--- Task list ---
A. Answer these questions from the film review:
(i) Who directed the film?
(ii) For how many years has Michelle Yeoh been making movies?
(iii) What happens each time we make a choice?
B. Locate every line in the entries that contains the string "status", and copy each of those lines. Case counts.

--- Text shown ---
########################################

A lot of everything, all of the time
dir: Daniels
2022
I don’t just think this is now one of my favourite films of the year thus far, but it’s quite possible it’s somehow pushed aside a dozen other films in my consciousness to become one of my favourite films of all time.
Fuck you, Andrei Tarkovsky! Go to hell, Werner Herzog! Get out of my dreams and into the bin, Stanley Kubrick!
Maybe that’s a bit of an exaggeration. I did enjoy the absolute fuck out of this flick, though.
This is an insane flick seemingly put together by two lunatics who egged each other on and kept saying to each other, possibly while stoned, “wouldn’t it be cool if…” and then proceeded to film it.
That kind of anarchic spirit, which, let’s face it, rarely can survive the revision process or the years long production process of an actual film, somehow manages to retain a spontaneous and insane energy in a flick that I don’t imagine was easy to make or understand, especially for the people in it.
But thank you for making it all the same. Michelle Yeoh is generally wonderful in all of the movies she’s made for over 40 years, but she’s rarely the lead. She is definitely the lead here. She is all of the leads here.
The reason that she is multiple leads is that this flick posits that our universe is one of an infinite number of universes, all branching out from all the decisions we make and the ones we don’t make. Every time we make a choice from either a binary of choices, or an array of them, another universe branches off from that choice or from the opposite of that choice.
I’m not going to pretend I understand it on a metaphysical or cosmological level. I’m not even going to pretend that it makes sense or that these jerks were the first to come up with it. It’s obviously not a new idea, but this is their version of it, and they use it to both amuse us, the great unwashed in the audience, and to tell a touching story about regretting the path one has taken in life, and that having taken different paths wouldn’t necessarily have led to any better an outcome.

########################################

A block of data:
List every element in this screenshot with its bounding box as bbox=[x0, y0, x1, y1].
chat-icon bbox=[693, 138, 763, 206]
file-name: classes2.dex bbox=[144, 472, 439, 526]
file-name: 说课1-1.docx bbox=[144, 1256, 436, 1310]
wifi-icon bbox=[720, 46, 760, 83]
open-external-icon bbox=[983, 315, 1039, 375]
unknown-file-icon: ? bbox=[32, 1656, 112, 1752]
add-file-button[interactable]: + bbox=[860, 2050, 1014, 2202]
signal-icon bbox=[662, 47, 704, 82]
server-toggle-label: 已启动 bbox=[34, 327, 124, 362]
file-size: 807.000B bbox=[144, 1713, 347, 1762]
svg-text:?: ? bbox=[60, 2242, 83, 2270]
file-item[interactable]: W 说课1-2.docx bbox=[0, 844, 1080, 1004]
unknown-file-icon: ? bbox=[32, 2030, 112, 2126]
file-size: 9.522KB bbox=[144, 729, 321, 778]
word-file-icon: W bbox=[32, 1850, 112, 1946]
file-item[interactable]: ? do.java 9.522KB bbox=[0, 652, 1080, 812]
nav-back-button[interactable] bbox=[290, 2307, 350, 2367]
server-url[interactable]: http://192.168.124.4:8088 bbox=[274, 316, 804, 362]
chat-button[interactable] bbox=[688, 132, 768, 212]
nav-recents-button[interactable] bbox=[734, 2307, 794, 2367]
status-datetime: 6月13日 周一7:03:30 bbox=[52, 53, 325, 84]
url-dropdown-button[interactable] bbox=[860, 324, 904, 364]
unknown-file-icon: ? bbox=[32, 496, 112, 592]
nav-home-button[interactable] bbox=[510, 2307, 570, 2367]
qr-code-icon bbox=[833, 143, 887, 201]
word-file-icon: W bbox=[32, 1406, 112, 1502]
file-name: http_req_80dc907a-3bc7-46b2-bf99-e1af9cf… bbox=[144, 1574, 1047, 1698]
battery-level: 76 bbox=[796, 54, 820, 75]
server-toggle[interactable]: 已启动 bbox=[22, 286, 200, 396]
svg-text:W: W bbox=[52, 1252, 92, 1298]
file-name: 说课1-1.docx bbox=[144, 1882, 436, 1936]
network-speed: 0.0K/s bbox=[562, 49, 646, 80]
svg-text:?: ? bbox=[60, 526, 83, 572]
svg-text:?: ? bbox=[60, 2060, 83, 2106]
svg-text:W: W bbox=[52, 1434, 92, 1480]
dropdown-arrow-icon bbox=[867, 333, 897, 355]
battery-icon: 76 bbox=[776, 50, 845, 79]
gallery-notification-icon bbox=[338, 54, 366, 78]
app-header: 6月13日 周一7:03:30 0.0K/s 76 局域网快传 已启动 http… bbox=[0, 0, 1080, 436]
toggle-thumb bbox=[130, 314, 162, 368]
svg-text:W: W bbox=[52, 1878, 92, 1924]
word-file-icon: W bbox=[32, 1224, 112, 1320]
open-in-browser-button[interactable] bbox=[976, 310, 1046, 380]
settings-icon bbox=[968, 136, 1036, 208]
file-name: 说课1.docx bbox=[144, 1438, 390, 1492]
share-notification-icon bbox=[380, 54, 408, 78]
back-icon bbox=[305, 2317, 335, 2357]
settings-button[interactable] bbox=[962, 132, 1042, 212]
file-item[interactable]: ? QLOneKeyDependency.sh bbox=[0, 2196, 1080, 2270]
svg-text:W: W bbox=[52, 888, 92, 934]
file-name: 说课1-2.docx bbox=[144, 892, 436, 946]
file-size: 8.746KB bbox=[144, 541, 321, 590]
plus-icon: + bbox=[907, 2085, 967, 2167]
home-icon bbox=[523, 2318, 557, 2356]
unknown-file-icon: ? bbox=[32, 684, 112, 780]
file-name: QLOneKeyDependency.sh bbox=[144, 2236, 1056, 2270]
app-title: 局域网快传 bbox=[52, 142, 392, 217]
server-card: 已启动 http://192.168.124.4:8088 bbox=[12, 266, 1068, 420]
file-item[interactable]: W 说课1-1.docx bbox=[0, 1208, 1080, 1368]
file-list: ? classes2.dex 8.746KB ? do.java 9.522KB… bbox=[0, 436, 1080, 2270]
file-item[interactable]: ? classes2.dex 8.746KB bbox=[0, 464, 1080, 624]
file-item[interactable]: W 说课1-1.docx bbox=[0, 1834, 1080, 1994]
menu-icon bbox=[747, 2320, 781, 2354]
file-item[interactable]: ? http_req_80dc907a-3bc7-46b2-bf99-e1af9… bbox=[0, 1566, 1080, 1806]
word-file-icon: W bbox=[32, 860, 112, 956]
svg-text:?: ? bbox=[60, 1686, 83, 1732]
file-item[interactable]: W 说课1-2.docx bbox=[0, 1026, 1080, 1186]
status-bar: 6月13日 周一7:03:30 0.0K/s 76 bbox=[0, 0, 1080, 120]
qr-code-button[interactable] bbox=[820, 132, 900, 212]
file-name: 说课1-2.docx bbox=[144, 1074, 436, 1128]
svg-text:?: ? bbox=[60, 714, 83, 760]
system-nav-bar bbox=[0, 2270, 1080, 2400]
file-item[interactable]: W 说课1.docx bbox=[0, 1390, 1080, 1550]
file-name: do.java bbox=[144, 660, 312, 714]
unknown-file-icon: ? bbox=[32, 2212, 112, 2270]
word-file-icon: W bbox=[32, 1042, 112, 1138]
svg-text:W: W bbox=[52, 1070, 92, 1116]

########################################

--- Solutions to the tasks ---
A.
(i) Daniels
(ii) Over 40 years
(iii) Another universe branches off from that choice or from the opposite of that choice.

B.
status-datetime: 6月13日 周一7:03:30 bbox=[52, 53, 325, 84]
status-bar: 6月13日 周一7:03:30 0.0K/s 76 bbox=[0, 0, 1080, 120]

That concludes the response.